* BEGIN Input *

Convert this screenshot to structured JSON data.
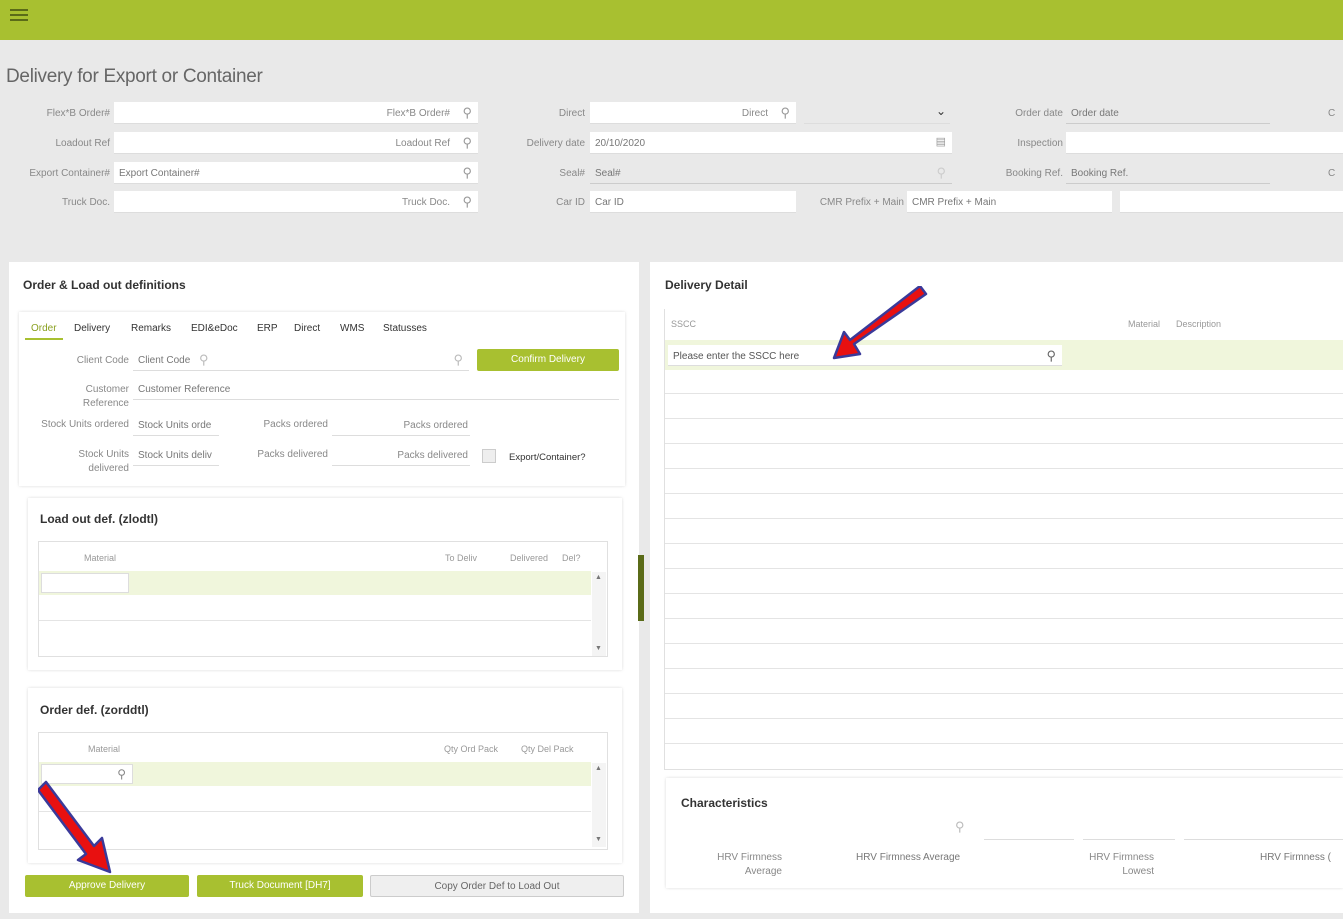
{
  "header": {
    "menu_icon": "hamburger-icon",
    "accent": "#a8c030"
  },
  "page_title": "Delivery for Export or Container",
  "filters": {
    "flexb_order": {
      "label": "Flex*B Order#",
      "placeholder": "Flex*B Order#"
    },
    "loadout_ref": {
      "label": "Loadout Ref",
      "placeholder": "Loadout Ref"
    },
    "export_container": {
      "label": "Export Container#",
      "value": "Export Container#"
    },
    "truck_doc": {
      "label": "Truck Doc.",
      "placeholder": "Truck Doc."
    },
    "direct": {
      "label": "Direct",
      "placeholder": "Direct"
    },
    "delivery_date": {
      "label": "Delivery date",
      "value": "20/10/2020"
    },
    "seal": {
      "label": "Seal#",
      "value": "Seal#"
    },
    "car_id": {
      "label": "Car ID",
      "value": "Car ID"
    },
    "cmr_prefix": {
      "label": "CMR Prefix + Main",
      "value": "CMR Prefix + Main"
    },
    "order_date": {
      "label": "Order date",
      "value": "Order date"
    },
    "inspection": {
      "label": "Inspection"
    },
    "booking_ref": {
      "label": "Booking Ref.",
      "value": "Booking Ref."
    },
    "cut_c1": "C",
    "cut_c2": "C"
  },
  "order_panel": {
    "title": "Order & Load out definitions",
    "tabs": [
      "Order",
      "Delivery",
      "Remarks",
      "EDI&eDoc",
      "ERP",
      "Direct",
      "WMS",
      "Statusses"
    ],
    "client_code": {
      "label": "Client Code",
      "value": "Client Code"
    },
    "confirm_button": "Confirm Delivery",
    "customer_reference": {
      "label_1": "Customer",
      "label_2": "Reference",
      "value": "Customer Reference"
    },
    "stock_units_ordered": {
      "label": "Stock Units ordered",
      "value": "Stock Units orde"
    },
    "packs_ordered": {
      "label": "Packs ordered",
      "value": "Packs ordered"
    },
    "stock_units_delivered": {
      "label_1": "Stock Units",
      "label_2": "delivered",
      "value": "Stock Units deliv"
    },
    "packs_delivered": {
      "label": "Packs delivered",
      "value": "Packs delivered"
    },
    "export_container_check": "Export/Container?"
  },
  "loadout_def": {
    "title": "Load out def. (zlodtl)",
    "columns": [
      "Material",
      "To Deliv",
      "Delivered",
      "Del?"
    ]
  },
  "order_def": {
    "title": "Order def. (zorddtl)",
    "columns": [
      "Material",
      "Qty Ord Pack",
      "Qty Del Pack"
    ]
  },
  "buttons": {
    "approve": "Approve Delivery",
    "truck_document": "Truck Document [DH7]",
    "copy_order_def": "Copy Order Def to Load Out"
  },
  "delivery_detail": {
    "title": "Delivery Detail",
    "columns": [
      "SSCC",
      "Material",
      "Description"
    ],
    "sscc_placeholder": "Please enter the SSCC here"
  },
  "characteristics": {
    "title": "Characteristics",
    "col1_line1": "HRV Firmness",
    "col1_line2": "Average",
    "col2": "HRV Firmness Average",
    "col3_line1": "HRV Firmness",
    "col3_line2": "Lowest",
    "col4": "HRV Firmness ("
  },
  "annotation_color": "#e81010"
}
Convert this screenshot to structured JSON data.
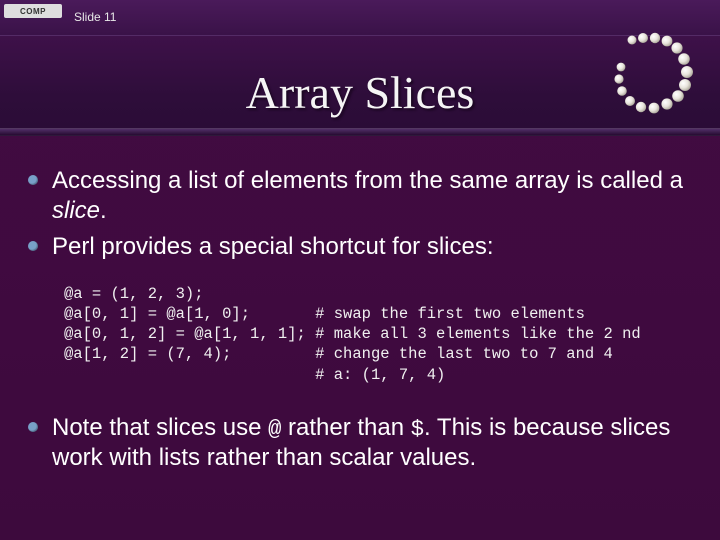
{
  "header": {
    "logo_text": "COMP",
    "slide_label": "Slide 11"
  },
  "title": "Array Slices",
  "bullets": [
    {
      "pre": "Accessing a list of elements from the same array is called a ",
      "em": "slice",
      "post": "."
    },
    {
      "pre": "Perl provides a special shortcut for slices:",
      "em": "",
      "post": ""
    }
  ],
  "code": {
    "lines": [
      "@a = (1, 2, 3);",
      "@a[0, 1] = @a[1, 0];       # swap the first two elements",
      "@a[0, 1, 2] = @a[1, 1, 1]; # make all 3 elements like the 2 nd",
      "@a[1, 2] = (7, 4);         # change the last two to 7 and 4",
      "                           # a: (1, 7, 4)"
    ]
  },
  "closing": {
    "pre": "Note that slices use ",
    "sym1": "@",
    "mid": " rather than ",
    "sym2": "$",
    "post": ". This is because slices work with lists rather than scalar values."
  }
}
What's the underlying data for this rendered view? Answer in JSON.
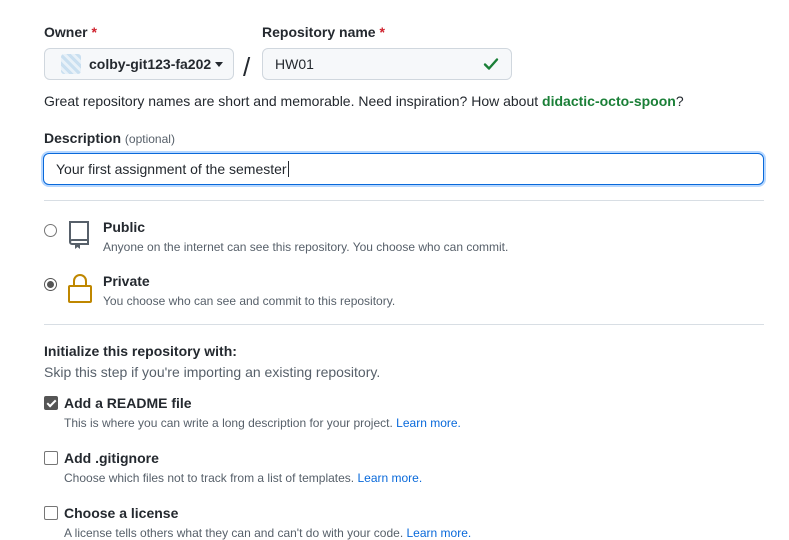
{
  "owner": {
    "label": "Owner",
    "required_mark": "*",
    "value": "colby-git123-fa202"
  },
  "separator": "/",
  "repo": {
    "label": "Repository name",
    "required_mark": "*",
    "value": "HW01"
  },
  "hint": {
    "text": "Great repository names are short and memorable. Need inspiration? How about ",
    "suggestion": "didactic-octo-spoon",
    "suffix": "?"
  },
  "description": {
    "label": "Description",
    "optional": "(optional)",
    "value": "Your first assignment of the semester"
  },
  "visibility": {
    "public": {
      "title": "Public",
      "subtitle": "Anyone on the internet can see this repository. You choose who can commit.",
      "checked": false,
      "icon": "repo-icon"
    },
    "private": {
      "title": "Private",
      "subtitle": "You choose who can see and commit to this repository.",
      "checked": true,
      "icon": "lock-icon"
    }
  },
  "init": {
    "title": "Initialize this repository with:",
    "subtitle": "Skip this step if you're importing an existing repository.",
    "readme": {
      "title": "Add a README file",
      "desc": "This is where you can write a long description for your project.",
      "link": "Learn more.",
      "checked": true
    },
    "gitignore": {
      "title": "Add .gitignore",
      "desc": "Choose which files not to track from a list of templates.",
      "link": "Learn more.",
      "checked": false
    },
    "license": {
      "title": "Choose a license",
      "desc": "A license tells others what they can and can't do with your code.",
      "link": "Learn more.",
      "checked": false
    }
  },
  "colors": {
    "success": "#1a7f37",
    "link": "#0969da",
    "lock": "#bf8700"
  }
}
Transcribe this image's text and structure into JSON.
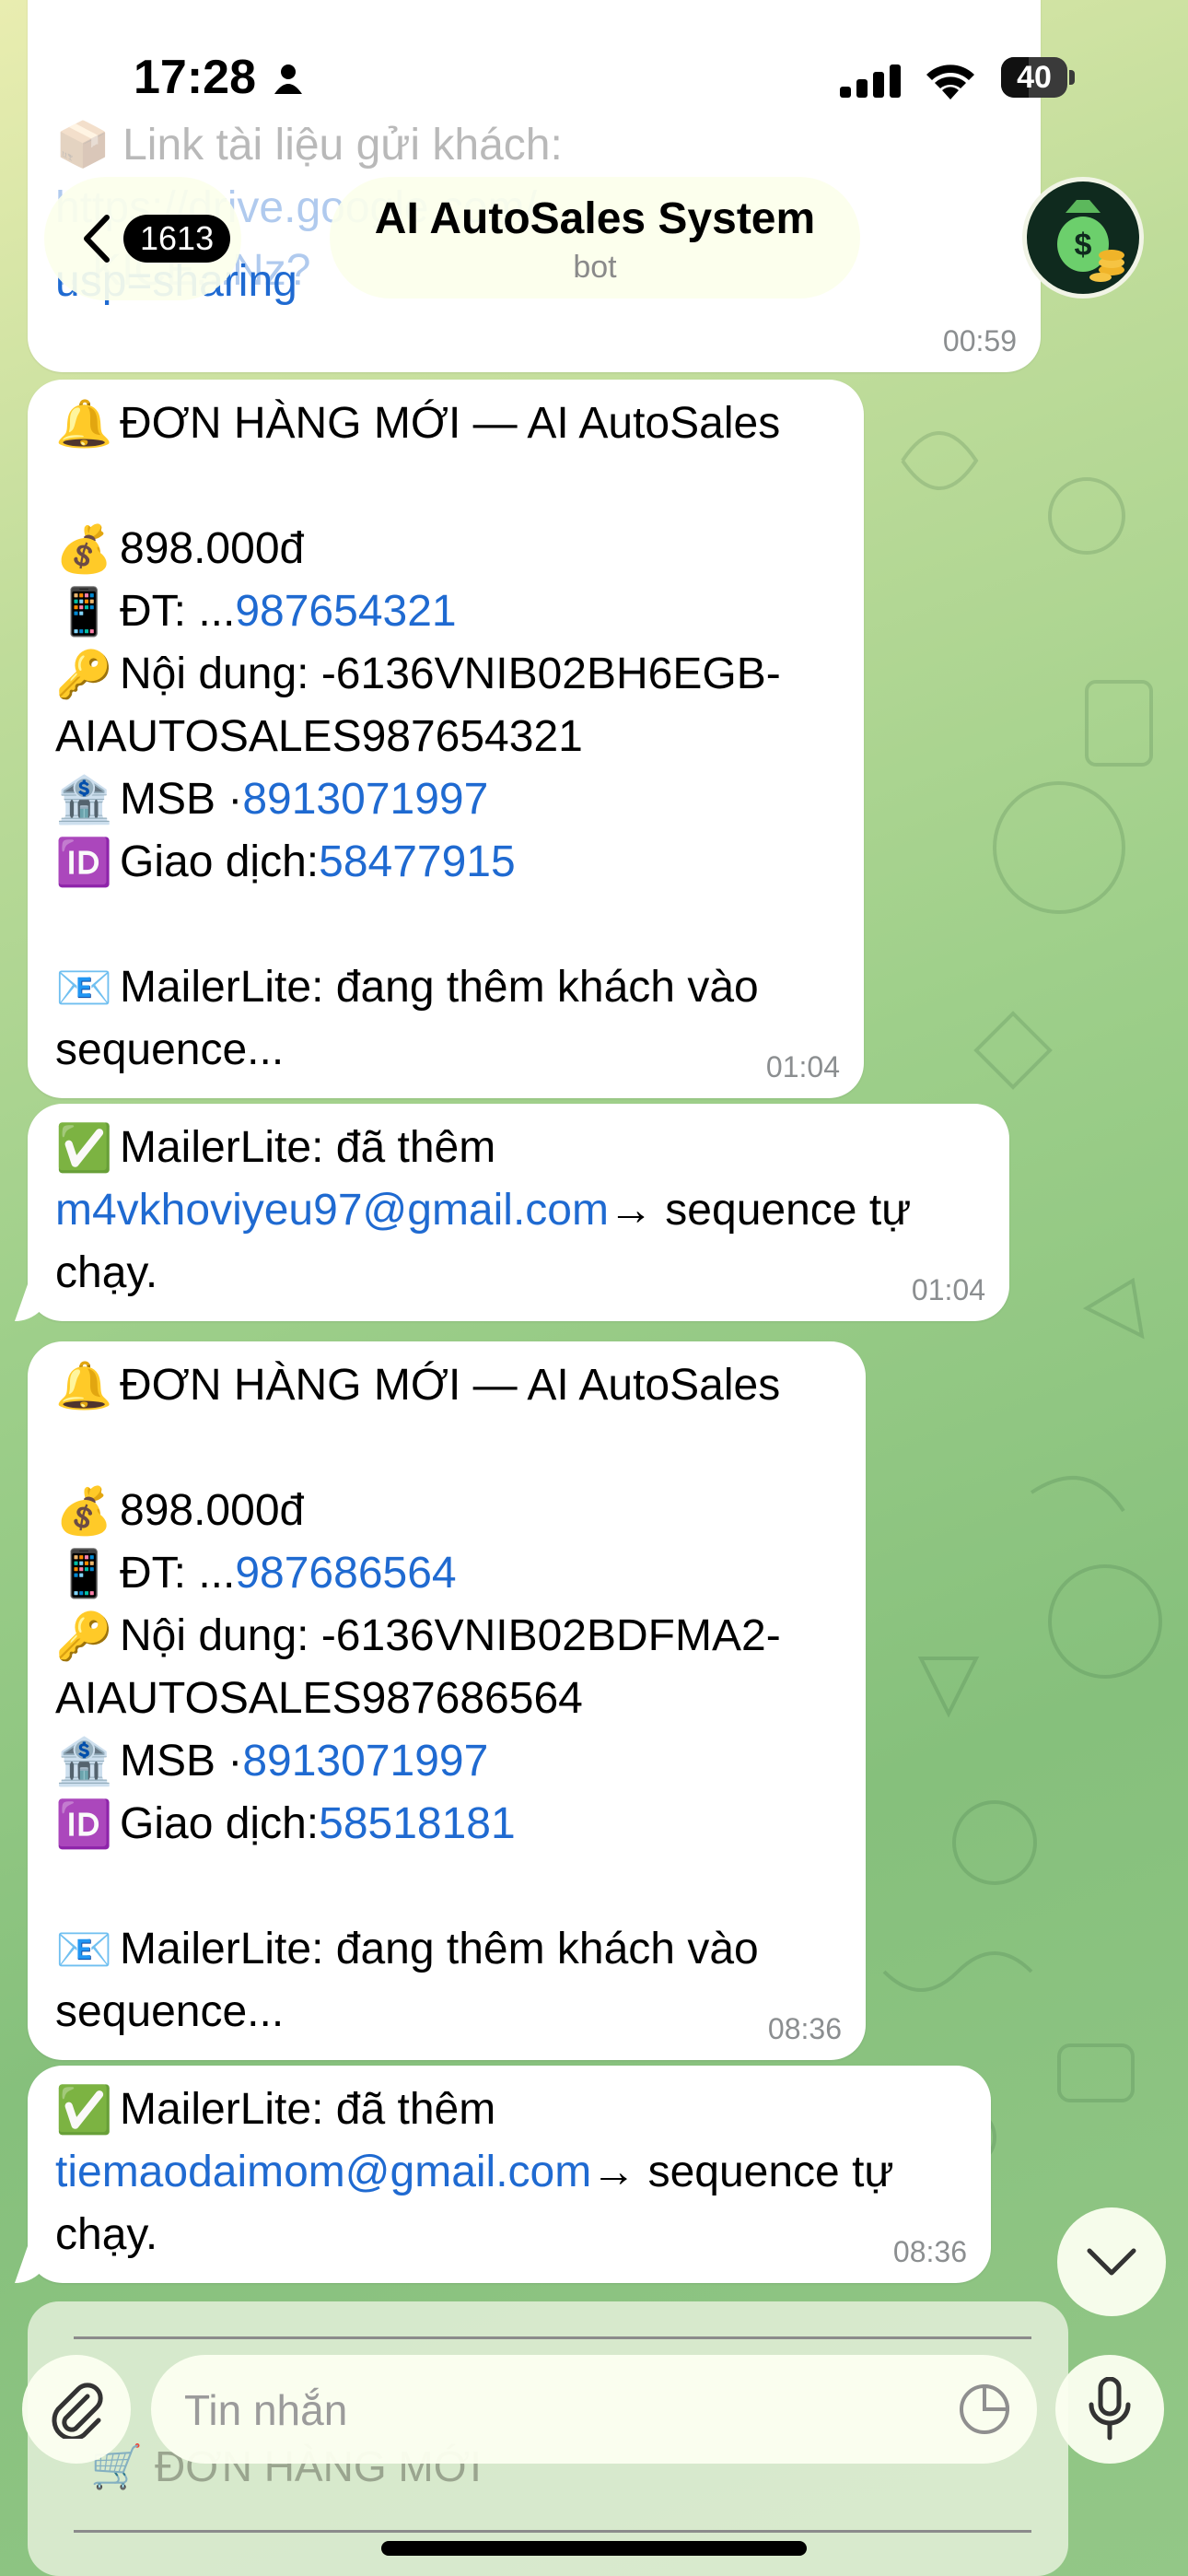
{
  "status_bar": {
    "time": "17:28",
    "battery": "40"
  },
  "header": {
    "unread_count": "1613",
    "title": "AI AutoSales System",
    "subtitle": "bot"
  },
  "messages": [
    {
      "id": "m0",
      "link": "usp=sharing",
      "time": "00:59",
      "behind_text": [
        "📦 Link tài liệu gửi khách:",
        "https://drive.google.com/",
        "...KICE...Nz?"
      ]
    },
    {
      "id": "m1",
      "time": "01:04",
      "title": "ĐƠN HÀNG MỚI — AI AutoSales",
      "amount": "898.000đ",
      "phone_label": "ĐT: ...",
      "phone": "987654321",
      "content_label": "Nội dung: -6136VNIB02BH6EGB-",
      "content_cont": "AIAUTOSALES987654321",
      "bank_label": "MSB · ",
      "bank_account": "8913071997",
      "txn_label": "Giao dịch: ",
      "txn_id": "58477915",
      "mailer_line1": "MailerLite: đang thêm khách vào",
      "mailer_line2": "sequence..."
    },
    {
      "id": "m2",
      "time": "01:04",
      "line1": "MailerLite: đã thêm",
      "email": "m4vkhoviyeu97@gmail.com",
      "after_email": " → sequence tự",
      "line3": "chạy."
    },
    {
      "id": "m3",
      "time": "08:36",
      "title": "ĐƠN HÀNG MỚI — AI AutoSales",
      "amount": "898.000đ",
      "phone_label": "ĐT: ...",
      "phone": "987686564",
      "content_label": "Nội dung: -6136VNIB02BDFMA2-",
      "content_cont": "AIAUTOSALES987686564",
      "bank_label": "MSB · ",
      "bank_account": "8913071997",
      "txn_label": "Giao dịch: ",
      "txn_id": "58518181",
      "mailer_line1": "MailerLite: đang thêm khách vào",
      "mailer_line2": "sequence..."
    },
    {
      "id": "m4",
      "time": "08:36",
      "line1": "MailerLite: đã thêm",
      "email": "tiemaodaimom@gmail.com",
      "after_email": " → sequence tự",
      "line3": "chạy."
    }
  ],
  "pinned_preview": "🛒 ĐƠN HÀNG MỚI",
  "composer": {
    "placeholder": "Tin nhắn"
  },
  "emoji": {
    "bell": "🔔",
    "money": "💰",
    "phone": "📱",
    "key": "🔑",
    "bank": "🏦",
    "id": "🆔",
    "mail": "📧",
    "check": "✅"
  },
  "icons": [
    "person-icon",
    "signal-icon",
    "wifi-icon",
    "battery-icon",
    "chevron-left-icon",
    "money-bag-icon",
    "chevron-down-icon",
    "paperclip-icon",
    "sticker-icon",
    "microphone-icon"
  ],
  "colors": {
    "link": "#1f6ad1",
    "bubble": "#ffffff",
    "time": "#8b8e90"
  }
}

* END Input *

Check each line above for the string "elements", then copy the ones that have it.

      "pre": "Accessing a list of elements from the same array is called a ",
      "@a[0, 1] = @a[1, 0];       # swap the first two elements",
      "@a[0, 1, 2] = @a[1, 1, 1]; # make all 3 elements like the 2 nd",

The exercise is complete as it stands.